Extracted records:
%%

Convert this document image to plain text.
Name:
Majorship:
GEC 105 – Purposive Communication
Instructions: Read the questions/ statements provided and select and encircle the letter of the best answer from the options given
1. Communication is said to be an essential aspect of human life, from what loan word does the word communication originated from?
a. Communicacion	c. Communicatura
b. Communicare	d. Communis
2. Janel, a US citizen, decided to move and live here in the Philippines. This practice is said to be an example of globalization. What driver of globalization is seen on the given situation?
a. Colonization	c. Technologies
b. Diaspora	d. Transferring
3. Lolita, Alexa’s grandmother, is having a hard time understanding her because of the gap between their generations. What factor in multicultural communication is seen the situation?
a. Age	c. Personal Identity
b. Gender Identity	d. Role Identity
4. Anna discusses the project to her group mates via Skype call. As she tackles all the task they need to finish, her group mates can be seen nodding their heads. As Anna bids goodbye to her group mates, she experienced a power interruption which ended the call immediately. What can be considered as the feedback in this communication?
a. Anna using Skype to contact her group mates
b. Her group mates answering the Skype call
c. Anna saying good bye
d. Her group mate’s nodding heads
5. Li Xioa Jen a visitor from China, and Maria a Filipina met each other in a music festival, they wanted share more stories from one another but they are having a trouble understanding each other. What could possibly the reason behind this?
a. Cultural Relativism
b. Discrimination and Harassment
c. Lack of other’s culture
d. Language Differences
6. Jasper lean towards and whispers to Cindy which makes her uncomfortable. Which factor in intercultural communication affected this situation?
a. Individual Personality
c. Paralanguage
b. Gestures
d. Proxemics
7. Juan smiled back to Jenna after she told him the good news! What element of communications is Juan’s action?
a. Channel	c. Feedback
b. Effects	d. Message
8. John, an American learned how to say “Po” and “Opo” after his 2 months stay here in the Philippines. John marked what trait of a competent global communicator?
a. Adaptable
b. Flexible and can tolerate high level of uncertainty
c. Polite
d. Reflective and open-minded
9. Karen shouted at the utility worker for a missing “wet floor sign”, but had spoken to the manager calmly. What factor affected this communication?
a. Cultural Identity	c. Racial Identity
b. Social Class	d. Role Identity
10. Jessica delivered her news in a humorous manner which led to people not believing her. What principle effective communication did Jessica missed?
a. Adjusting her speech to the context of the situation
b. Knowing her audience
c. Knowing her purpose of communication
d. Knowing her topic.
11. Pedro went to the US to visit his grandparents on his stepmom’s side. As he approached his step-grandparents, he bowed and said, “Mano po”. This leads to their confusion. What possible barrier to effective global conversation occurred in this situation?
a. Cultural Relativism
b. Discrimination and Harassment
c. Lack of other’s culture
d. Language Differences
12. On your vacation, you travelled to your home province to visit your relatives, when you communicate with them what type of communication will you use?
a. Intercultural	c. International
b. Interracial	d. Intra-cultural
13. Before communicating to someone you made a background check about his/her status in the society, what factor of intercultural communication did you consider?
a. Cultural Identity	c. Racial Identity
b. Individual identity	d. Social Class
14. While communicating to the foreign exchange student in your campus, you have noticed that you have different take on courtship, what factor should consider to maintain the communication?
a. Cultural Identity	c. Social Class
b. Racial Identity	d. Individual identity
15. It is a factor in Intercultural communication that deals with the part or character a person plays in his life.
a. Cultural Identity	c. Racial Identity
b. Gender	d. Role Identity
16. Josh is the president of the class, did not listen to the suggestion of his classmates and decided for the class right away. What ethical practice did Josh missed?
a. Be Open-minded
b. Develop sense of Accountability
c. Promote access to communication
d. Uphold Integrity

%%

Description of the task - Select every line of the material above holding the word "Individual" and copy it.

Full response -
a. Individual Personality
b. Individual identity	d. Social Class
b. Racial Identity	d. Individual identity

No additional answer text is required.